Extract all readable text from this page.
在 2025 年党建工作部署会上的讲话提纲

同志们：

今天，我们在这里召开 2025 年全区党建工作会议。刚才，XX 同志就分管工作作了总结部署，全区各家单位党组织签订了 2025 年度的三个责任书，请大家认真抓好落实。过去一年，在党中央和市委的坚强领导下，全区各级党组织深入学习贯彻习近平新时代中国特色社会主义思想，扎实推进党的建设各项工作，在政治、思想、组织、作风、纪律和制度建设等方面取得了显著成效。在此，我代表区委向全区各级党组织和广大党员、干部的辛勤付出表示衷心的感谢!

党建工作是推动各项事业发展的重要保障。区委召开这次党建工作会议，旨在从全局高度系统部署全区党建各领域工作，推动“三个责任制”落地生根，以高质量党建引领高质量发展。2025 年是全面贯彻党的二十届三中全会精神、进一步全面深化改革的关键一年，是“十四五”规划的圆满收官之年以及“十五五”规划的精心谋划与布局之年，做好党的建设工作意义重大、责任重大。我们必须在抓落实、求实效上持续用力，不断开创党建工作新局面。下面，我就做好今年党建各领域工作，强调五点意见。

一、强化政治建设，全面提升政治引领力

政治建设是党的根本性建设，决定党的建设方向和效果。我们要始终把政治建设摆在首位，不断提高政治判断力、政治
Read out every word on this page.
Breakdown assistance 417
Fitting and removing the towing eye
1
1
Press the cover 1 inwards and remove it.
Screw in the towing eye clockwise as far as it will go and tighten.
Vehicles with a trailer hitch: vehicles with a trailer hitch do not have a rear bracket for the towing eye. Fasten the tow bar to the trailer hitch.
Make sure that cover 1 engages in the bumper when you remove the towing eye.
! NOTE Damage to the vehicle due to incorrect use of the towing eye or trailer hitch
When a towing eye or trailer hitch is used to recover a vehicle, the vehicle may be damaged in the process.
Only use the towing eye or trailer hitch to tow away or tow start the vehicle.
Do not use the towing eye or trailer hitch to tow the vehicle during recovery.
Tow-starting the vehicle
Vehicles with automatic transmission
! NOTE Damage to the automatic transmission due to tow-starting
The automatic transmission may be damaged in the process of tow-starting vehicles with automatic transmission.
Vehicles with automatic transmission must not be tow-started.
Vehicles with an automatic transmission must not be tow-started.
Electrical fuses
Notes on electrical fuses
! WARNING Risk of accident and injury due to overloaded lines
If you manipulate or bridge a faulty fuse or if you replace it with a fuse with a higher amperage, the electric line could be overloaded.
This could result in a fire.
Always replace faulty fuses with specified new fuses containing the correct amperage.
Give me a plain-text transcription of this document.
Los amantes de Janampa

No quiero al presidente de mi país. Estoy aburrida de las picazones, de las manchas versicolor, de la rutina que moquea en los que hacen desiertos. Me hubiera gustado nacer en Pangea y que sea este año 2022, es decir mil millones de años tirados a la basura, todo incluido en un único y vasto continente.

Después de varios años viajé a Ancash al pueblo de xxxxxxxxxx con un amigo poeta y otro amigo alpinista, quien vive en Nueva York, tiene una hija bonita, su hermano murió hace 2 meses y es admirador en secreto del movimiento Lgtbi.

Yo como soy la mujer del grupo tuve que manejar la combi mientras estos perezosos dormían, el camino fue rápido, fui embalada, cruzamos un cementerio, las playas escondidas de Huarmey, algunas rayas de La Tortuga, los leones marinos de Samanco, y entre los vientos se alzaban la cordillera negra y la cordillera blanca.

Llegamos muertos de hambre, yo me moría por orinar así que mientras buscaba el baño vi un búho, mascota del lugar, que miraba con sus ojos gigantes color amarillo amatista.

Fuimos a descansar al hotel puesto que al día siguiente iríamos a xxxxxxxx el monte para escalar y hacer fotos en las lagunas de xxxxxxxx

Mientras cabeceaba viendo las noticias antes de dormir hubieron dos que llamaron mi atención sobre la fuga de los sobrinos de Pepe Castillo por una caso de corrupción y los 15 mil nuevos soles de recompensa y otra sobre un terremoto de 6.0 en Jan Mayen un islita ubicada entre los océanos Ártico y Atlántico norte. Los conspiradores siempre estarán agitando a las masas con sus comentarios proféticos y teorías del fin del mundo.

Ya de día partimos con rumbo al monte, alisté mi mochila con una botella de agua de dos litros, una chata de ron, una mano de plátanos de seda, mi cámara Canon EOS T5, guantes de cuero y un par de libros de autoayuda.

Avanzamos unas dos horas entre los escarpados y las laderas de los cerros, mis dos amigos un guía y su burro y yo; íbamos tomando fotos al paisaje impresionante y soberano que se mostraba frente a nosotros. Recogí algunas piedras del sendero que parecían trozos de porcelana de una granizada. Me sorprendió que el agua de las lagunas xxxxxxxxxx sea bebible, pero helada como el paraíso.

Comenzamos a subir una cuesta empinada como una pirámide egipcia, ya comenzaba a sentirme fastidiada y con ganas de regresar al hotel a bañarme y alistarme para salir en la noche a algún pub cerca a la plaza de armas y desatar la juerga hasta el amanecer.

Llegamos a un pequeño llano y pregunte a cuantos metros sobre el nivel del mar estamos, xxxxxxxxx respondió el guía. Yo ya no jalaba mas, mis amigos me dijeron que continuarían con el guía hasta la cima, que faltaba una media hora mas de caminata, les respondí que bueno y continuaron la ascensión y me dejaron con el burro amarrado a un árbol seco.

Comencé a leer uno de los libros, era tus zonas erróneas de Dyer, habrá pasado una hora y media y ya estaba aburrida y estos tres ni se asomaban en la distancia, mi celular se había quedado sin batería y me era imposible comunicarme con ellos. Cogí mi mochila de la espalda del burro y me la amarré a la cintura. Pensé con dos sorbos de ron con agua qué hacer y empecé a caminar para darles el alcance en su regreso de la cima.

===============

• What to work on: Scan the listing above for the word "faulty" and copy every line that holds it.

• Solved exercise:
If you manipulate or bridge a faulty fuse or if you replace it with a fuse with a higher amperage, the electric line could be overloaded.
Always replace faulty fuses with specified new fuses containing the correct amperage.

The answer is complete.